• Saved entries:
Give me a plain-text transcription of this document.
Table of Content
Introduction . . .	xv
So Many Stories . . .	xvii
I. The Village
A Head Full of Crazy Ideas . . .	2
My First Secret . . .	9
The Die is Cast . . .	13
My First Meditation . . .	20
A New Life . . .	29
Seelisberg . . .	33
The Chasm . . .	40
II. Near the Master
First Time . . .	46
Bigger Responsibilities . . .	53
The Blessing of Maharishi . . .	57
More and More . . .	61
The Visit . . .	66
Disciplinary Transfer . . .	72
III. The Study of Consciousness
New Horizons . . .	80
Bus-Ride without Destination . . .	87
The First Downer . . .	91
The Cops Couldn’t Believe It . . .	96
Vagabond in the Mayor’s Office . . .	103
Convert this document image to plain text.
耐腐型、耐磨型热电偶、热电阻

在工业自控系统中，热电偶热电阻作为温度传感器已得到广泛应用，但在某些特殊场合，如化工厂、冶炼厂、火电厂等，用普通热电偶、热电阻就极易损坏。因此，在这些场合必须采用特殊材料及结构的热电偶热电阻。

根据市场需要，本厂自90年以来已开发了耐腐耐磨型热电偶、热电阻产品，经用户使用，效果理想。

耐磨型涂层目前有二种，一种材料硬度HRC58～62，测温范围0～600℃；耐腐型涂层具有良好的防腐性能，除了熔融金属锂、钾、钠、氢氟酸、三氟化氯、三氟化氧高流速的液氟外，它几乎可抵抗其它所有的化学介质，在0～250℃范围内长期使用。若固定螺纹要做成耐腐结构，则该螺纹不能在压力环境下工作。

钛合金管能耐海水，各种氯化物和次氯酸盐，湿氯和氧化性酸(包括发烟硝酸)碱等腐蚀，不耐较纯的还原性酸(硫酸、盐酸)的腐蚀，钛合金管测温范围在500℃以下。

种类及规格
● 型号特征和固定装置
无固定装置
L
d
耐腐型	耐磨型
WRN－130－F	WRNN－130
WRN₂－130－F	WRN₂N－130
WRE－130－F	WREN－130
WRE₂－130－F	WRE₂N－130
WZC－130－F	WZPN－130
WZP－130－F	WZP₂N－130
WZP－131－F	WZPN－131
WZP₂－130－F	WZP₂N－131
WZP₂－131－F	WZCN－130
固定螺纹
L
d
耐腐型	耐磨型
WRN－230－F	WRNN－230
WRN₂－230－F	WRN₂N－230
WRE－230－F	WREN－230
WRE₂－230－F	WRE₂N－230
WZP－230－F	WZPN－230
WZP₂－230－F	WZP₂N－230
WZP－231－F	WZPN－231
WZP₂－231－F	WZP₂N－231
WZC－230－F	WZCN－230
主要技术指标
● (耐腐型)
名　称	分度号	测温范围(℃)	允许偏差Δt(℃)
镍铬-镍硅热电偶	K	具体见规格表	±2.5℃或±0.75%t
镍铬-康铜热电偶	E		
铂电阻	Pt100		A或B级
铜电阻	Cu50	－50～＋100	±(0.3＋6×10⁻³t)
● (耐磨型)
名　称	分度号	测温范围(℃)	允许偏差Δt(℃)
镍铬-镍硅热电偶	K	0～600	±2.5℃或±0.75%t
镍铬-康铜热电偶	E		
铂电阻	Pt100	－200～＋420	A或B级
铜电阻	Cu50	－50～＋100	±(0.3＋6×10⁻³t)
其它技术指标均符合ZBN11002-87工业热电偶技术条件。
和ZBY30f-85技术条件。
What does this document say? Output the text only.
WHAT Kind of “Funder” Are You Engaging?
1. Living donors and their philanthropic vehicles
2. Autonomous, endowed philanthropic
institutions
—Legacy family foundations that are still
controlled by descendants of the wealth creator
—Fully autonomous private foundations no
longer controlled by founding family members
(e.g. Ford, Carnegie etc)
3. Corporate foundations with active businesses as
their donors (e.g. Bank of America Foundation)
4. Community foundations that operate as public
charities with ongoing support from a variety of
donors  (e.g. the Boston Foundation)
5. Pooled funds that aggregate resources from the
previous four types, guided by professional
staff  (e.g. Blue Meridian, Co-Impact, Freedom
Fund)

• Objective:
Copy out the whole listing, exactly as written.

• Answer to the problem:
Give me a plain-text transcription of this document.
Table of Content
Introduction . . .	xv
So Many Stories . . .	xvii
I. The Village
A Head Full of Crazy Ideas . . .	2
My First Secret . . .	9
The Die is Cast . . .	13
My First Meditation . . .	20
A New Life . . .	29
Seelisberg . . .	33
The Chasm . . .	40
II. Near the Master
First Time . . .	46
Bigger Responsibilities . . .	53
The Blessing of Maharishi . . .	57
More and More . . .	61
The Visit . . .	66
Disciplinary Transfer . . .	72
III. The Study of Consciousness
New Horizons . . .	80
Bus-Ride without Destination . . .	87
The First Downer . . .	91
The Cops Couldn’t Believe It . . .	96
Vagabond in the Mayor’s Office . . .	103
Convert this document image to plain text.
耐腐型、耐磨型热电偶、热电阻

在工业自控系统中，热电偶热电阻作为温度传感器已得到广泛应用，但在某些特殊场合，如化工厂、冶炼厂、火电厂等，用普通热电偶、热电阻就极易损坏。因此，在这些场合必须采用特殊材料及结构的热电偶热电阻。

根据市场需要，本厂自90年以来已开发了耐腐耐磨型热电偶、热电阻产品，经用户使用，效果理想。

耐磨型涂层目前有二种，一种材料硬度HRC58～62，测温范围0～600℃；耐腐型涂层具有良好的防腐性能，除了熔融金属锂、钾、钠、氢氟酸、三氟化氯、三氟化氧高流速的液氟外，它几乎可抵抗其它所有的化学介质，在0～250℃范围内长期使用。若固定螺纹要做成耐腐结构，则该螺纹不能在压力环境下工作。

钛合金管能耐海水，各种氯化物和次氯酸盐，湿氯和氧化性酸(包括发烟硝酸)碱等腐蚀，不耐较纯的还原性酸(硫酸、盐酸)的腐蚀，钛合金管测温范围在500℃以下。

种类及规格
● 型号特征和固定装置
无固定装置
L
d
耐腐型	耐磨型
WRN－130－F	WRNN－130
WRN₂－130－F	WRN₂N－130
WRE－130－F	WREN－130
WRE₂－130－F	WRE₂N－130
WZC－130－F	WZPN－130
WZP－130－F	WZP₂N－130
WZP－131－F	WZPN－131
WZP₂－130－F	WZP₂N－131
WZP₂－131－F	WZCN－130
固定螺纹
L
d
耐腐型	耐磨型
WRN－230－F	WRNN－230
WRN₂－230－F	WRN₂N－230
WRE－230－F	WREN－230
WRE₂－230－F	WRE₂N－230
WZP－230－F	WZPN－230
WZP₂－230－F	WZP₂N－230
WZP－231－F	WZPN－231
WZP₂－231－F	WZP₂N－231
WZC－230－F	WZCN－230
主要技术指标
● (耐腐型)
名　称	分度号	测温范围(℃)	允许偏差Δt(℃)
镍铬-镍硅热电偶	K	具体见规格表	±2.5℃或±0.75%t
镍铬-康铜热电偶	E		
铂电阻	Pt100		A或B级
铜电阻	Cu50	－50～＋100	±(0.3＋6×10⁻³t)
● (耐磨型)
名　称	分度号	测温范围(℃)	允许偏差Δt(℃)
镍铬-镍硅热电偶	K	0～600	±2.5℃或±0.75%t
镍铬-康铜热电偶	E		
铂电阻	Pt100	－200～＋420	A或B级
铜电阻	Cu50	－50～＋100	±(0.3＋6×10⁻³t)
其它技术指标均符合ZBN11002-87工业热电偶技术条件。
和ZBY30f-85技术条件。
What does this document say? Output the text only.
WHAT Kind of “Funder” Are You Engaging?
1. Living donors and their philanthropic vehicles
2. Autonomous, endowed philanthropic
institutions
—Legacy family foundations that are still
controlled by descendants of the wealth creator
—Fully autonomous private foundations no
longer controlled by founding family members
(e.g. Ford, Carnegie etc)
3. Corporate foundations with active businesses as
their donors (e.g. Bank of America Foundation)
4. Community foundations that operate as public
charities with ongoing support from a variety of
donors  (e.g. the Boston Foundation)
5. Pooled funds that aggregate resources from the
previous four types, guided by professional
staff  (e.g. Blue Meridian, Co-Impact, Freedom
Fund)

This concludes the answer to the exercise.